» **Supplied passage**
By Eduard Popov – translated by Jafe Arnold – 

“DPR: Republic of a People’s Economy without Oligarchs and Corruption”

Continued from Parts 1 and 2

Economic and Social Processes in the Donbass People’s Republics

The tendency towards oligarchization, or the formation of large holdings of oligarchs over the course of unjust privatization and their active or decisive influence on state policy, was more pronounced in post-Soviet Ukraine than in any other former republic of the USSR on the European continent. The oligarchs received huge chunks of property not for merit, but thanks to their closeness to the government or even participation in government. For example, at one point the richest man in Ukraine was Viktor Pinchuk, the son-in-law of the second Ukrainian President, Leonid Kuchma. Overall, two large geographically-based clans of oligarchs developed in Ukraine: the Dnepropetrovsk and Donetsk clans. The Donbass region (the Donetsk and Lugansk regions of former Ukraine) is the region with the most concentrated oligarch property. The number one oligarch not only of Donbass but also all of Ukraine during the Euromaidan was Rinat Akhmetov, who comes from semi-criminal circles. 

The preservation of oligarch property was contrary to the social slogans of both the Russian Spring and the Euromaidan. The question of nationalizing Ukrainian oligarch property arose at the first stage of the formation of Donbass’ independent state authorities. But at this initial stage of the Donbass people’s republics establishment, an absurd system evolved in which the DPR and LPR preserved the Ukrainian oligarchs’ property, i.e., enterprises which paid taxes into Ukraine’s military budget. According to the Ukrainian Ministry of Finance, between the beginning of May 2014 and the end of May 2016, enterprises registered on the parts of the Donetsk and Lugansk regions uncontrolled by Kiev paid taxes, fees, and social contributions (ESV) in the total amount of around 36.8 million hryvnia, or approximately $1.5 billion. 

At first the tax payments to Kiev were a necessary measure, as can be seen in an example excerpted from an interview with one of the leaders of the city of Konstantinovka (at that time the territory of the DPR, but currently controlled by Ukraine), Vladimir Bugay. The interview was conducted in mid-June 2014:

Eduard Popov: How does the tax system of the city of Konstantinovka and the DPR as a whole work?

Vladimir Bugay: The Donetsk republic collects taxes which were previously paid into local budgets, while revenue taxes and other taxes are still paid to Kiev so that they’ll still pay out our pensions and benefits, because there is no pension system ready here yet.

Popov: That is to say that people receive all their benefits from Ukraine?

» **Problem set**
a. From the article on Donbass oligarch property, echo the passage starting at "Eduard Popov: How" and ending at "ready here yet.".
b. Answer these from the article on Donbass oligarch property:
(i) Who was at one point the richest man in Ukraine?
(ii) Which two geographically based clans of oligarchs developed in Ukraine?
(iii) When was the interview with Vladimir Bugay conducted?

» **Data extract**
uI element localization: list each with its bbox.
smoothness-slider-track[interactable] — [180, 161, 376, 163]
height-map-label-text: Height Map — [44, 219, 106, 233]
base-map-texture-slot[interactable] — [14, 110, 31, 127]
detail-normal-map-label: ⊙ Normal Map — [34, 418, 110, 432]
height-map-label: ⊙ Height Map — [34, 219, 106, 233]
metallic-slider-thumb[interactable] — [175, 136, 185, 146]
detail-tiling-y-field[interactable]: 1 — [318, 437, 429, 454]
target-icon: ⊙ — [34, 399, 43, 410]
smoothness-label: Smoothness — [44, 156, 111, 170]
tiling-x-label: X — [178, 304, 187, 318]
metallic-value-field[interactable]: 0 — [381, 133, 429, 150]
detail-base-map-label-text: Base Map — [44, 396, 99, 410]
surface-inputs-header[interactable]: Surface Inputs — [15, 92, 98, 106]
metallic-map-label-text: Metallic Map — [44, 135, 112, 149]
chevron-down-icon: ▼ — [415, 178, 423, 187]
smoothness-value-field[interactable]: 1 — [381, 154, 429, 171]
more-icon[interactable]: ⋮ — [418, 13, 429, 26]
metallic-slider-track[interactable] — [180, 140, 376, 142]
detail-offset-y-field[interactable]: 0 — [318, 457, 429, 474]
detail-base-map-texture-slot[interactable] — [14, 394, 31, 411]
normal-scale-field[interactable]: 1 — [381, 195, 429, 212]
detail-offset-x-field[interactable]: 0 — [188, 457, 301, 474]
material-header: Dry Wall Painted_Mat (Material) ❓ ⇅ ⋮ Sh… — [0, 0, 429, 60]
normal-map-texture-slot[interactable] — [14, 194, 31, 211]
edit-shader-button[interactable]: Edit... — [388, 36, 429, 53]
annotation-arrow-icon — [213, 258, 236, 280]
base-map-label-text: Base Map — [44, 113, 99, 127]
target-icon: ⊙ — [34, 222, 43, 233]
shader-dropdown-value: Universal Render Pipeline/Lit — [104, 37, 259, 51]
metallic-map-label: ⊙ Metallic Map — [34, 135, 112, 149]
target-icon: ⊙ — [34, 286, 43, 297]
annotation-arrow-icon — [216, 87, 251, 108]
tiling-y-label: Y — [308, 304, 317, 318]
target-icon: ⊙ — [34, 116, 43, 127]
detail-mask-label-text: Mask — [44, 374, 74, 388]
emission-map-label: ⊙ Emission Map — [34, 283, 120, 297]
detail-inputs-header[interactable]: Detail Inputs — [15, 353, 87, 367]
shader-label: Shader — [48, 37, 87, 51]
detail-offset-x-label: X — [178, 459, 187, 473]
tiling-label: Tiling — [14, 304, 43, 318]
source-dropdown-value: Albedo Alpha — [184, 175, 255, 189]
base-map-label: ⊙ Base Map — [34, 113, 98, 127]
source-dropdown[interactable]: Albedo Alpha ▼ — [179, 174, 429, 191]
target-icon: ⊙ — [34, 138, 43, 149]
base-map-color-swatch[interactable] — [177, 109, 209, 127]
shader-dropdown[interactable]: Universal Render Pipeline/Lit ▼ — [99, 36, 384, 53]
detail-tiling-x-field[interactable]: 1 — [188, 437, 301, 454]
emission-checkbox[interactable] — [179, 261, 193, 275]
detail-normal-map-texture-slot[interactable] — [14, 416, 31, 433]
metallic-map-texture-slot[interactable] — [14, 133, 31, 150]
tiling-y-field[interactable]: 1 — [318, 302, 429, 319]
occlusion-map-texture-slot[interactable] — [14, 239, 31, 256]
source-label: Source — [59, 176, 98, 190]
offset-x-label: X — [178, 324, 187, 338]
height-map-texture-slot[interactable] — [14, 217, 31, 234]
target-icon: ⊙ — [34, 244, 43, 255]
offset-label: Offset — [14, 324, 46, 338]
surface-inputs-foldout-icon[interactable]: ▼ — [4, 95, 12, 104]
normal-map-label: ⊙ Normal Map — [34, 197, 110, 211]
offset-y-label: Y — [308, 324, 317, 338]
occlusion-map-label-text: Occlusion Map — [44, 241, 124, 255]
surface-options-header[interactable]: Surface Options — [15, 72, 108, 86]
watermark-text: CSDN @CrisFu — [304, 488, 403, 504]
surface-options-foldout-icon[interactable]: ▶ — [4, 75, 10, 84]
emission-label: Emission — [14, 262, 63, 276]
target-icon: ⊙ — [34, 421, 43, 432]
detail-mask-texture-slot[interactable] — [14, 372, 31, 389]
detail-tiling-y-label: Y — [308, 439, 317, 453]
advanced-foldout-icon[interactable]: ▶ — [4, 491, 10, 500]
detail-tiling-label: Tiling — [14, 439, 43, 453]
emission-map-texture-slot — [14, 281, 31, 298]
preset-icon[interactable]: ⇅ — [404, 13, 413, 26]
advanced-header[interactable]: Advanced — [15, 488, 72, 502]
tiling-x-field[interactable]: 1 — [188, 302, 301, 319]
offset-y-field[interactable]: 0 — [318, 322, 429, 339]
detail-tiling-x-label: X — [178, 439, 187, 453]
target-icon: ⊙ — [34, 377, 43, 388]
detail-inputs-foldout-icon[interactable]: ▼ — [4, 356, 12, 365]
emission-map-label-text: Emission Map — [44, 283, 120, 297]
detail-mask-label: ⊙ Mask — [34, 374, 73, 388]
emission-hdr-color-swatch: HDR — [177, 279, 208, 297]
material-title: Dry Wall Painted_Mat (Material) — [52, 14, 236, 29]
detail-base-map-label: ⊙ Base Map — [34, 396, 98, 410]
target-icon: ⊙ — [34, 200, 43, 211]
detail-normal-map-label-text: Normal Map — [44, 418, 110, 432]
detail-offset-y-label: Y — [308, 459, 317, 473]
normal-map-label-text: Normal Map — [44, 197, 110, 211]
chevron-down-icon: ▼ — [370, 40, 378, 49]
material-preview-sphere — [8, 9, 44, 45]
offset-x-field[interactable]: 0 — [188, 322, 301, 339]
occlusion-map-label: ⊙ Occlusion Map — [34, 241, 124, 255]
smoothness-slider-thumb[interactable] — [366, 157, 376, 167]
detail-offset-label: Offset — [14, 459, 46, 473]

» **Worked answers**
a.
Eduard Popov: How does the tax system of the city of Konstantinovka and the DPR as a whole work?

Vladimir Bugay: The Donetsk republic collects taxes which were previously paid into local budgets, while revenue taxes and other taxes are still paid to Kiev so that they’ll still pay out our pensions and benefits, because there is no pension system ready here yet.

b.
(i) Viktor Pinchuk
(ii) The Dnepropetrovsk and Donetsk clans
(iii) In mid-June 2014